(Data records)
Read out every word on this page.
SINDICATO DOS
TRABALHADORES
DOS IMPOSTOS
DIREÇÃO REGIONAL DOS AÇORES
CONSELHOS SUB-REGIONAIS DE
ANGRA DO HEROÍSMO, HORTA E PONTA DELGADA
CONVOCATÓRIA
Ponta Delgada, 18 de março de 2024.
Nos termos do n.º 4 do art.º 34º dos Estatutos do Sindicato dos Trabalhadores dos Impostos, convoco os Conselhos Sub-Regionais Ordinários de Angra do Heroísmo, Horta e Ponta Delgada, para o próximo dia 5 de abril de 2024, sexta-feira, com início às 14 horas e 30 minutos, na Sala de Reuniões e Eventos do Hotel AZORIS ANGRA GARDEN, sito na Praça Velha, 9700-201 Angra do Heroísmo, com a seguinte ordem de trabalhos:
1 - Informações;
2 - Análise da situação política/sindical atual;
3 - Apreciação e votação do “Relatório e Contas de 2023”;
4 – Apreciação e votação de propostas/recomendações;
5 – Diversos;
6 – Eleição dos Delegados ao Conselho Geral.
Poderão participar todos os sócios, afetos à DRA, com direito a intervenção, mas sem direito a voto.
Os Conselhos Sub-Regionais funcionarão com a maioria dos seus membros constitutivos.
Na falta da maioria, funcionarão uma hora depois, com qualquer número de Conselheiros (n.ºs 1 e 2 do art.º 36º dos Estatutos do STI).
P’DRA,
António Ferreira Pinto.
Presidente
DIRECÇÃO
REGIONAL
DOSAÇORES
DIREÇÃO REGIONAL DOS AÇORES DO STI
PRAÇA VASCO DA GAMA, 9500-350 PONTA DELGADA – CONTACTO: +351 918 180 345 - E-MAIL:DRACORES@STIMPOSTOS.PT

* Set problem
Return all of the entries exactly as they were supplied.

* Final result
Read out every word on this page.
SINDICATO DOS
TRABALHADORES
DOS IMPOSTOS
DIREÇÃO REGIONAL DOS AÇORES
CONSELHOS SUB-REGIONAIS DE
ANGRA DO HEROÍSMO, HORTA E PONTA DELGADA
CONVOCATÓRIA
Ponta Delgada, 18 de março de 2024.
Nos termos do n.º 4 do art.º 34º dos Estatutos do Sindicato dos Trabalhadores dos Impostos, convoco os Conselhos Sub-Regionais Ordinários de Angra do Heroísmo, Horta e Ponta Delgada, para o próximo dia 5 de abril de 2024, sexta-feira, com início às 14 horas e 30 minutos, na Sala de Reuniões e Eventos do Hotel AZORIS ANGRA GARDEN, sito na Praça Velha, 9700-201 Angra do Heroísmo, com a seguinte ordem de trabalhos:
1 - Informações;
2 - Análise da situação política/sindical atual;
3 - Apreciação e votação do “Relatório e Contas de 2023”;
4 – Apreciação e votação de propostas/recomendações;
5 – Diversos;
6 – Eleição dos Delegados ao Conselho Geral.
Poderão participar todos os sócios, afetos à DRA, com direito a intervenção, mas sem direito a voto.
Os Conselhos Sub-Regionais funcionarão com a maioria dos seus membros constitutivos.
Na falta da maioria, funcionarão uma hora depois, com qualquer número de Conselheiros (n.ºs 1 e 2 do art.º 36º dos Estatutos do STI).
P’DRA,
António Ferreira Pinto.
Presidente
DIRECÇÃO
REGIONAL
DOSAÇORES
DIREÇÃO REGIONAL DOS AÇORES DO STI
PRAÇA VASCO DA GAMA, 9500-350 PONTA DELGADA – CONTACTO: +351 918 180 345 - E-MAIL:DRACORES@STIMPOSTOS.PT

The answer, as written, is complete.